**Work required**. Look through the records and report how many lines include the word "Performance", with no other words.

**Data entries**.
···

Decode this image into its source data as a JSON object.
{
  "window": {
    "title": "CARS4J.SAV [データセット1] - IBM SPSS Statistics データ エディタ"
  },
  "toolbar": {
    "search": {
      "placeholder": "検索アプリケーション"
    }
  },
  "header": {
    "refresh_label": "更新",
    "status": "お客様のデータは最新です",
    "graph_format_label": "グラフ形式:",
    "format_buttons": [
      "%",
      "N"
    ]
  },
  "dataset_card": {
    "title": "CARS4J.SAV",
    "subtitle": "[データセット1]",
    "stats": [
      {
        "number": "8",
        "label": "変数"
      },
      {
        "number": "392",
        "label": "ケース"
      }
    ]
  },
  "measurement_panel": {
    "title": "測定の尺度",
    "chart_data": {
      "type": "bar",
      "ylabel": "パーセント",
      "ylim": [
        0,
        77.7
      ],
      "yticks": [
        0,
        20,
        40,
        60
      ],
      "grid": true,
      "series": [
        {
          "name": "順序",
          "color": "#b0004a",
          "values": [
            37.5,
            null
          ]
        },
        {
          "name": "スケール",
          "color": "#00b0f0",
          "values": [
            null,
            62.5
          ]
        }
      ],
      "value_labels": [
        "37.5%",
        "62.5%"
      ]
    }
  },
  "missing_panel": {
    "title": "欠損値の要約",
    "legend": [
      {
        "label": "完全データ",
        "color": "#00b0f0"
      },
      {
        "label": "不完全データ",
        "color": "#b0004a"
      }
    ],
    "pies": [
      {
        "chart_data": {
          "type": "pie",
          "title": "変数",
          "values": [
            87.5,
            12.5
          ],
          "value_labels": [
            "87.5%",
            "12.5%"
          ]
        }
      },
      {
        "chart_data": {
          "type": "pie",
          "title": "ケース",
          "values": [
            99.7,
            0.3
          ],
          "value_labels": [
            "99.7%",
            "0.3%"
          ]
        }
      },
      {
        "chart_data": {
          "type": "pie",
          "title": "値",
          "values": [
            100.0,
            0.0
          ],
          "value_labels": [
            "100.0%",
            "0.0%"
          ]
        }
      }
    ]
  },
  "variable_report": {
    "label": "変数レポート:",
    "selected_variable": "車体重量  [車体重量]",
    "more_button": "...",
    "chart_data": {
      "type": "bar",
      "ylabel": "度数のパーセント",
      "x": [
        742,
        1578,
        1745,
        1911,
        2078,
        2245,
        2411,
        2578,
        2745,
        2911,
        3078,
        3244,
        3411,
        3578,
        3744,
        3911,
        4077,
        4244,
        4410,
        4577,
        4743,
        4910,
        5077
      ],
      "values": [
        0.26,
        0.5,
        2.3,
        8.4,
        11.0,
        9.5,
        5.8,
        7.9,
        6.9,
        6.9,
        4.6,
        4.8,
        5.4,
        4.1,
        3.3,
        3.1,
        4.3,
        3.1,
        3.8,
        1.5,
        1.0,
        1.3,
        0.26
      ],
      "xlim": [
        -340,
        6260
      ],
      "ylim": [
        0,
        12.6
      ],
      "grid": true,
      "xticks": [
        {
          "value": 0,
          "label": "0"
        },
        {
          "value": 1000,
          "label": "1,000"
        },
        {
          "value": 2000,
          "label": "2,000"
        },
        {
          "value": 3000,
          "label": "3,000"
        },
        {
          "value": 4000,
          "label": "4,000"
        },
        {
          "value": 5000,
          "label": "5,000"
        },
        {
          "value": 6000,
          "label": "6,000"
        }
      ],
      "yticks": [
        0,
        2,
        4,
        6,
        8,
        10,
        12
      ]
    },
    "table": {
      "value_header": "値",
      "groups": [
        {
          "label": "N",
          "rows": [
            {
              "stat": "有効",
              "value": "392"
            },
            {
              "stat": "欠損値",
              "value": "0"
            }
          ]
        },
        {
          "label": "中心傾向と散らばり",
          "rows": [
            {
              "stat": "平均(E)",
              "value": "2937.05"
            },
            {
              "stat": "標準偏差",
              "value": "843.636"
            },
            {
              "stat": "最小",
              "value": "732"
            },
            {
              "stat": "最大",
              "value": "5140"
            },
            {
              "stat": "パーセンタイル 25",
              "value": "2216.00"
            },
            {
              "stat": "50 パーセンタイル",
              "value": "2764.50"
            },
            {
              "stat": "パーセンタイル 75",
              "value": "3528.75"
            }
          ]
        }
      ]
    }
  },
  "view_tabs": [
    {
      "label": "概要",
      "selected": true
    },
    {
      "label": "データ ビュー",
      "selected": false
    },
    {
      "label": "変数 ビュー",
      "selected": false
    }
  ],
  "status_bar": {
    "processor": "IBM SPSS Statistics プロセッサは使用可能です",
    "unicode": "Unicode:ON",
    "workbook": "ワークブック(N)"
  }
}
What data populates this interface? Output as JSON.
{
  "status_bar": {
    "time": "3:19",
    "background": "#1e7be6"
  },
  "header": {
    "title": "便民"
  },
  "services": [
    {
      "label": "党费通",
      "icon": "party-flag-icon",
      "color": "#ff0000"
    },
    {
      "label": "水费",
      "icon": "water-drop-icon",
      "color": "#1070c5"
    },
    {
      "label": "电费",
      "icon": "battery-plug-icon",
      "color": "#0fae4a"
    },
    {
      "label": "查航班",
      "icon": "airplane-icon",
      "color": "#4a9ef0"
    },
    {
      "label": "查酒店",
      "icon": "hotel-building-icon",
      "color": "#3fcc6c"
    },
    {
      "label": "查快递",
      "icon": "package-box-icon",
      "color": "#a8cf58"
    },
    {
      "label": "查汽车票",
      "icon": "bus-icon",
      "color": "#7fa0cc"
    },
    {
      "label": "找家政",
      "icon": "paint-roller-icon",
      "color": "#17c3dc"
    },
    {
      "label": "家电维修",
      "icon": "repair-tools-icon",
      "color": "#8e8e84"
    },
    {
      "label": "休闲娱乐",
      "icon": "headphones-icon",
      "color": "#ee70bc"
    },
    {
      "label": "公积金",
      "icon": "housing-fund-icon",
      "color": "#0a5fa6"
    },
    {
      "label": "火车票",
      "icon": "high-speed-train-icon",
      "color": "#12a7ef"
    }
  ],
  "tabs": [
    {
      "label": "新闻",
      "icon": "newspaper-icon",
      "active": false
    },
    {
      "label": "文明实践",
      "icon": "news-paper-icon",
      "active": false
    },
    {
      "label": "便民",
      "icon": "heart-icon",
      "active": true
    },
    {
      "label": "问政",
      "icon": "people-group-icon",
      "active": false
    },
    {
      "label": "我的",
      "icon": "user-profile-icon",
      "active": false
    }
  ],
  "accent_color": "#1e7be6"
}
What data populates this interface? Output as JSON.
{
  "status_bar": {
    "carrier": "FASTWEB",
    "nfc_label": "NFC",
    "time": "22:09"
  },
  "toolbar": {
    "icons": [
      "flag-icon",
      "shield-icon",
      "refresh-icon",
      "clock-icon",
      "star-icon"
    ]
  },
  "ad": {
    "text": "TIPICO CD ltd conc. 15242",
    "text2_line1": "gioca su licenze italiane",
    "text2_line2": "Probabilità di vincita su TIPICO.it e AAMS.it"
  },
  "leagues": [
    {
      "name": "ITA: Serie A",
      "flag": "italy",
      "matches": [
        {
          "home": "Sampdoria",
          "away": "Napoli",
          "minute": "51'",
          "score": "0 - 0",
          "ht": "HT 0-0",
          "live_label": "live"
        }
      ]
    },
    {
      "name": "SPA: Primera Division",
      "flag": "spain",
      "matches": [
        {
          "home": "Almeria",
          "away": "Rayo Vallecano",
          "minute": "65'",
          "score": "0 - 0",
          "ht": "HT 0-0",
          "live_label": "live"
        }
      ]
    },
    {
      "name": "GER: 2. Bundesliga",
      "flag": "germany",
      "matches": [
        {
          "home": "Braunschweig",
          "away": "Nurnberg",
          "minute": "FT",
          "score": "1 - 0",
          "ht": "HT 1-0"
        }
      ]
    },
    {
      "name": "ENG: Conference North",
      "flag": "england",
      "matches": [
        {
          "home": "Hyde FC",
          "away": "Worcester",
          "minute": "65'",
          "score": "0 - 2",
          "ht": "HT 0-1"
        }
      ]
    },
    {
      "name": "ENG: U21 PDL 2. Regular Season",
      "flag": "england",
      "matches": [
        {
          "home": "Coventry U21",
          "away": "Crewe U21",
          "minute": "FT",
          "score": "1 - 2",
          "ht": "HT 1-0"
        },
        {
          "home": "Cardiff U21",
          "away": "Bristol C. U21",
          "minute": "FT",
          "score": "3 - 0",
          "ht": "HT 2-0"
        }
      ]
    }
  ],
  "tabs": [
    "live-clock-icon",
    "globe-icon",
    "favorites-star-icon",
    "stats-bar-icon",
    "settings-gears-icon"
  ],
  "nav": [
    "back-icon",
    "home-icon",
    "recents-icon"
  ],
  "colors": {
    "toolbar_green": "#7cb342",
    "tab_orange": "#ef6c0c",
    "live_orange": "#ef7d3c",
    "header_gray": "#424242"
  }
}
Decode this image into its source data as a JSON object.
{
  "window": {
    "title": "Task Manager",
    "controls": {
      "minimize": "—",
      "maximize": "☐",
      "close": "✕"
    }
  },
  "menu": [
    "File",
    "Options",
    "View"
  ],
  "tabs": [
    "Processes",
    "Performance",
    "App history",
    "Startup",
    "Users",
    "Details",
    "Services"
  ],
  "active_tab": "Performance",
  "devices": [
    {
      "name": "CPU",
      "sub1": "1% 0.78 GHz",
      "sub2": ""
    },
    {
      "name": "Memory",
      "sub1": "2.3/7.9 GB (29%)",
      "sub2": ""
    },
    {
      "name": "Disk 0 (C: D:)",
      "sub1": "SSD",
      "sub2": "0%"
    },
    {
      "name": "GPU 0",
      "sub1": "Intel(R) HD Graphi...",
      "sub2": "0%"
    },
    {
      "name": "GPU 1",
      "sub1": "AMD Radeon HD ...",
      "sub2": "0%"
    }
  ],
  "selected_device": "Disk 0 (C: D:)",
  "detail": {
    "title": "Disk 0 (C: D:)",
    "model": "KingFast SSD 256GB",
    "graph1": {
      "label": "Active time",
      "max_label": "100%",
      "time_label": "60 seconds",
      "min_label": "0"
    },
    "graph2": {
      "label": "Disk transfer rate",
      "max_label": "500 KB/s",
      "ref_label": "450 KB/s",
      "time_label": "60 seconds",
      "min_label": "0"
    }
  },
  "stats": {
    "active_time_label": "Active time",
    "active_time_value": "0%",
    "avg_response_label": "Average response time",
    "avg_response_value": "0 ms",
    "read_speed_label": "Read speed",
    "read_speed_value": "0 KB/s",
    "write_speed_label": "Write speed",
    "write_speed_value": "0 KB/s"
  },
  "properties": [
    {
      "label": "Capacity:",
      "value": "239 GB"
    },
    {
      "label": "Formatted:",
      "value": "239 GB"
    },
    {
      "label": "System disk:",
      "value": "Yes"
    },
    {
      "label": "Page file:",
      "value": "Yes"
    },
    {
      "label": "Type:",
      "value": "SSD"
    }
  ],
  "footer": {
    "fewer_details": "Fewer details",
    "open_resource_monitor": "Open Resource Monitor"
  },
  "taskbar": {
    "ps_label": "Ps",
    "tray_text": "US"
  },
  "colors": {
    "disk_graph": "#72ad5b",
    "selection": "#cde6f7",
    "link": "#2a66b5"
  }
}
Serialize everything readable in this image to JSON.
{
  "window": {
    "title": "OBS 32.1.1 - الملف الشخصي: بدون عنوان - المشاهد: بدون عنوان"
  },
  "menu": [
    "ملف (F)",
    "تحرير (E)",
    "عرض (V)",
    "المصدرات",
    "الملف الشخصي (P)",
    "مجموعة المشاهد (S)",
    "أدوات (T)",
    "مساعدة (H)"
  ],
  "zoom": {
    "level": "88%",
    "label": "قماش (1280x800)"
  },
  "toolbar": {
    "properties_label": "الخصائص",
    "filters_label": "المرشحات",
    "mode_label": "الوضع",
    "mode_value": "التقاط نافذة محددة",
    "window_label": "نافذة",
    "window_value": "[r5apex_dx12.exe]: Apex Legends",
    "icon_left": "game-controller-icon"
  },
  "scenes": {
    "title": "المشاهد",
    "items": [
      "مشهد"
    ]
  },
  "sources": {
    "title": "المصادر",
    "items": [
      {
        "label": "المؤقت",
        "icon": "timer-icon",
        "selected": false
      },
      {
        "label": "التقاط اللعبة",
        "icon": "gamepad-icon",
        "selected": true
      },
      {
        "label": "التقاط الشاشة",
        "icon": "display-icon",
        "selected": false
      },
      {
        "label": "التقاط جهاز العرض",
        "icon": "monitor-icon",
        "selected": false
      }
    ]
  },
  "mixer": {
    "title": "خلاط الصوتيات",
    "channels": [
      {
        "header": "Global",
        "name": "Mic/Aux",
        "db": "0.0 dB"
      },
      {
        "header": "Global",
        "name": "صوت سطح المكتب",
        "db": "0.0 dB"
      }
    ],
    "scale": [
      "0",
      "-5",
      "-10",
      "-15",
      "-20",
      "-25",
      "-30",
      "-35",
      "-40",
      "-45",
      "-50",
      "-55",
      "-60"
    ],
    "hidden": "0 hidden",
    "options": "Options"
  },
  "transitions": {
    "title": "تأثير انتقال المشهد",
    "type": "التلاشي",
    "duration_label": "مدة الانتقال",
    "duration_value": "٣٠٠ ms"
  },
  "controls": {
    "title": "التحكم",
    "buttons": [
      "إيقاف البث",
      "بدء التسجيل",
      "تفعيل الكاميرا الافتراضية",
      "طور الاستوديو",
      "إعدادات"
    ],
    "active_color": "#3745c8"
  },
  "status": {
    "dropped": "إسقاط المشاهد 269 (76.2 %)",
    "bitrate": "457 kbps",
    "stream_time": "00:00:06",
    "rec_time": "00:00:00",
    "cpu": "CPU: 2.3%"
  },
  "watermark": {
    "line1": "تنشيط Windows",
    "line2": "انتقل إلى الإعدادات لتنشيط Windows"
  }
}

···

**Full output**. 2